◆ Input records ◆
—————

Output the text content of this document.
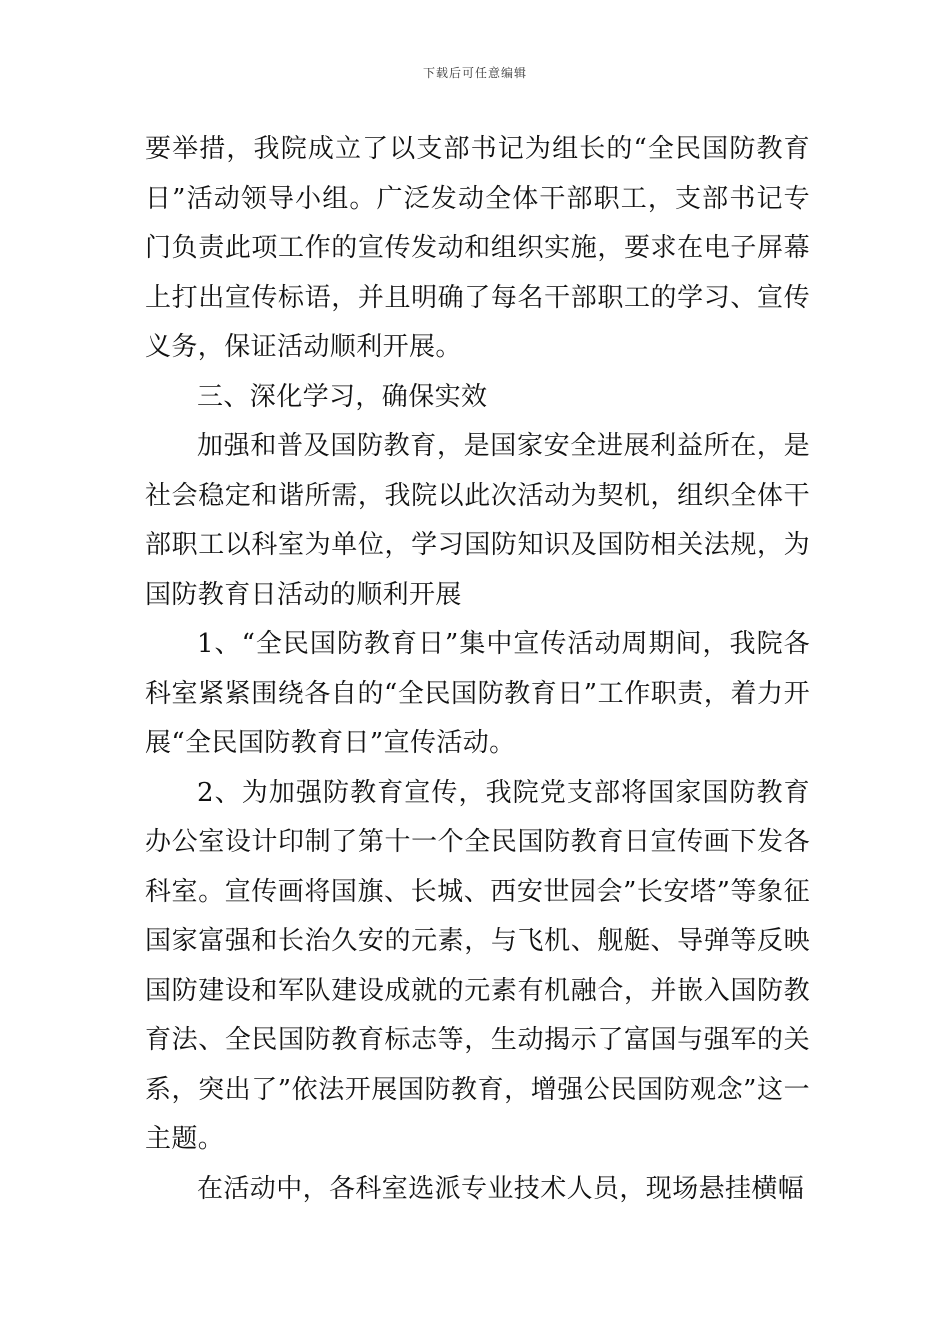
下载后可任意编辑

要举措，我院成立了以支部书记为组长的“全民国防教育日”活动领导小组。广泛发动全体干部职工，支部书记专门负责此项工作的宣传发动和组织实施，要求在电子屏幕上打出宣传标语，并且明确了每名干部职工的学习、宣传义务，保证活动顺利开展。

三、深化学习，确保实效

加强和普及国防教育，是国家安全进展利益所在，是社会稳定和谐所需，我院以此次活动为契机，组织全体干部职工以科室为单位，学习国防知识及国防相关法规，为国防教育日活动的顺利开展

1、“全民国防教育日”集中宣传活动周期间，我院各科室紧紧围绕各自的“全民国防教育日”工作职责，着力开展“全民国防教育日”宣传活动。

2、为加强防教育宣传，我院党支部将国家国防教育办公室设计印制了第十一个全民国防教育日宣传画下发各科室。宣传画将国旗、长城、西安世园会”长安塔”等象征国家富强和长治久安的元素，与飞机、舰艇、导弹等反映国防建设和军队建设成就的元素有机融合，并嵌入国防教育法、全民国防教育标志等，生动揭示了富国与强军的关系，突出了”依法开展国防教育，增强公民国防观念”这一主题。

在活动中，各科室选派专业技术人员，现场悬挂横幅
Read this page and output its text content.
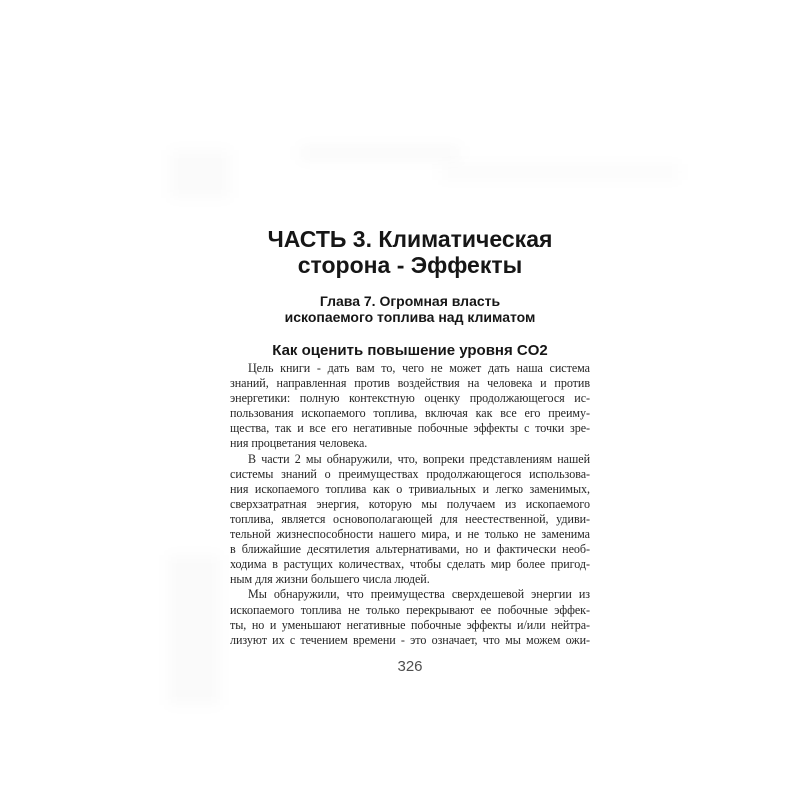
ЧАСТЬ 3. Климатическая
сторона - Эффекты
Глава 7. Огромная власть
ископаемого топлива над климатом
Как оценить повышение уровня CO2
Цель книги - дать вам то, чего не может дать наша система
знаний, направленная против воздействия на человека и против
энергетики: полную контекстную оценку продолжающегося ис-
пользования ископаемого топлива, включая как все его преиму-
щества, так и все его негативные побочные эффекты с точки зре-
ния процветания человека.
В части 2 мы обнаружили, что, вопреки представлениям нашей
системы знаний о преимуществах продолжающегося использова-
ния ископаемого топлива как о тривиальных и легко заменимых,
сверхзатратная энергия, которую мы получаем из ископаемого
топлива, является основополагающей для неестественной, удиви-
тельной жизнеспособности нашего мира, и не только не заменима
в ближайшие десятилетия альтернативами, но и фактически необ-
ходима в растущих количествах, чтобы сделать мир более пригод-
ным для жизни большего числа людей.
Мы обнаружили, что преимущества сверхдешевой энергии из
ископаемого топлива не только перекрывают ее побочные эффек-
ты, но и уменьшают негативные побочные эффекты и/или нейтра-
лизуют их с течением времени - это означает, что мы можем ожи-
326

—————

◆ Short exercise ◆
Output an exact copy of the lines from the one with "Read this page and output its text content." through the closing line of the records, inclusive, without any images.

◆ Finished exercise ◆
Read this page and output its text content.
ЧАСТЬ 3. Климатическая
сторона - Эффекты
Глава 7. Огромная власть
ископаемого топлива над климатом
Как оценить повышение уровня CO2
Цель книги - дать вам то, чего не может дать наша система
знаний, направленная против воздействия на человека и против
энергетики: полную контекстную оценку продолжающегося ис-
пользования ископаемого топлива, включая как все его преиму-
щества, так и все его негативные побочные эффекты с точки зре-
ния процветания человека.
В части 2 мы обнаружили, что, вопреки представлениям нашей
системы знаний о преимуществах продолжающегося использова-
ния ископаемого топлива как о тривиальных и легко заменимых,
сверхзатратная энергия, которую мы получаем из ископаемого
топлива, является основополагающей для неестественной, удиви-
тельной жизнеспособности нашего мира, и не только не заменима
в ближайшие десятилетия альтернативами, но и фактически необ-
ходима в растущих количествах, чтобы сделать мир более пригод-
ным для жизни большего числа людей.
Мы обнаружили, что преимущества сверхдешевой энергии из
ископаемого топлива не только перекрывают ее побочные эффек-
ты, но и уменьшают негативные побочные эффекты и/или нейтра-
лизуют их с течением времени - это означает, что мы можем ожи-
326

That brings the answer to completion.